_Aim of the task_
Keep only the lines of the listing that include the word "text", and copy them.

_Supplied data_
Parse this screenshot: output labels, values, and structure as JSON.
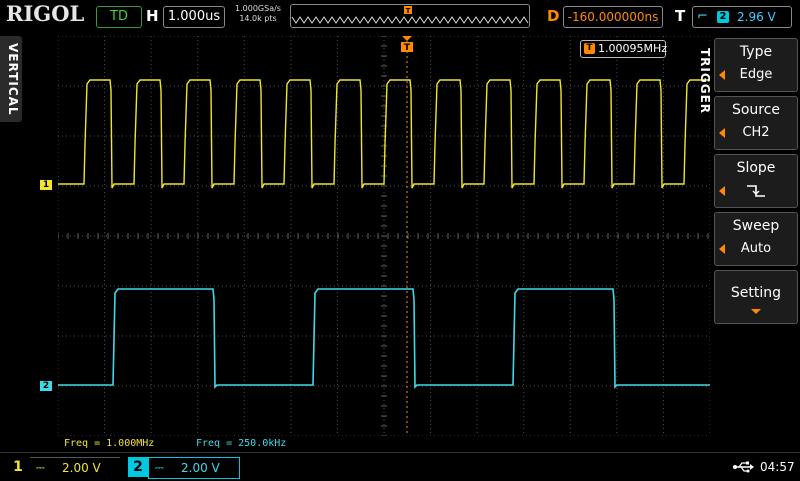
{
  "header": {
    "brand": "RIGOL",
    "run_state": "TD",
    "horizontal_label": "H",
    "timebase": "1.000us",
    "sample_rate": "1.000GSa/s",
    "memory_points": "14.0k pts",
    "delay_label": "D",
    "delay_value": "-160.000000ns",
    "trigger_label": "T",
    "trigger_source": "2",
    "trigger_level": "2.96 V",
    "trigger_badge": "T",
    "slope_icon": "falling-edge-icon"
  },
  "left_panel": {
    "title": "VERTICAL"
  },
  "scope": {
    "ch1_marker": "1",
    "ch2_marker": "2",
    "freq_badge": "T",
    "freq_counter": "1.00095MHz",
    "measurements": [
      {
        "text": "Freq = 1.000MHz"
      },
      {
        "text": "Freq = 250.0kHz"
      }
    ],
    "ch1_color": "#f0e62a",
    "ch2_color": "#3fd9e8",
    "trigger_color": "#ff8a00"
  },
  "menu": {
    "title": "TRIGGER",
    "items": [
      {
        "label": "Type",
        "value": "Edge"
      },
      {
        "label": "Source",
        "value": "CH2"
      },
      {
        "label": "Slope",
        "value": "falling-edge-icon"
      },
      {
        "label": "Sweep",
        "value": "Auto"
      },
      {
        "label": "Setting",
        "value": ""
      }
    ]
  },
  "footer": {
    "ch1_label": "1",
    "ch1_scale": "2.00 V",
    "ch2_label": "2",
    "ch2_scale": "2.00 V",
    "coupling_icon": "dc-coupling-icon",
    "usb_icon": "usb-icon",
    "time": "04:57"
  }
}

_Full response_
        "text": "Freq = 1.000MHz"
        "text": "Freq = 250.0kHz"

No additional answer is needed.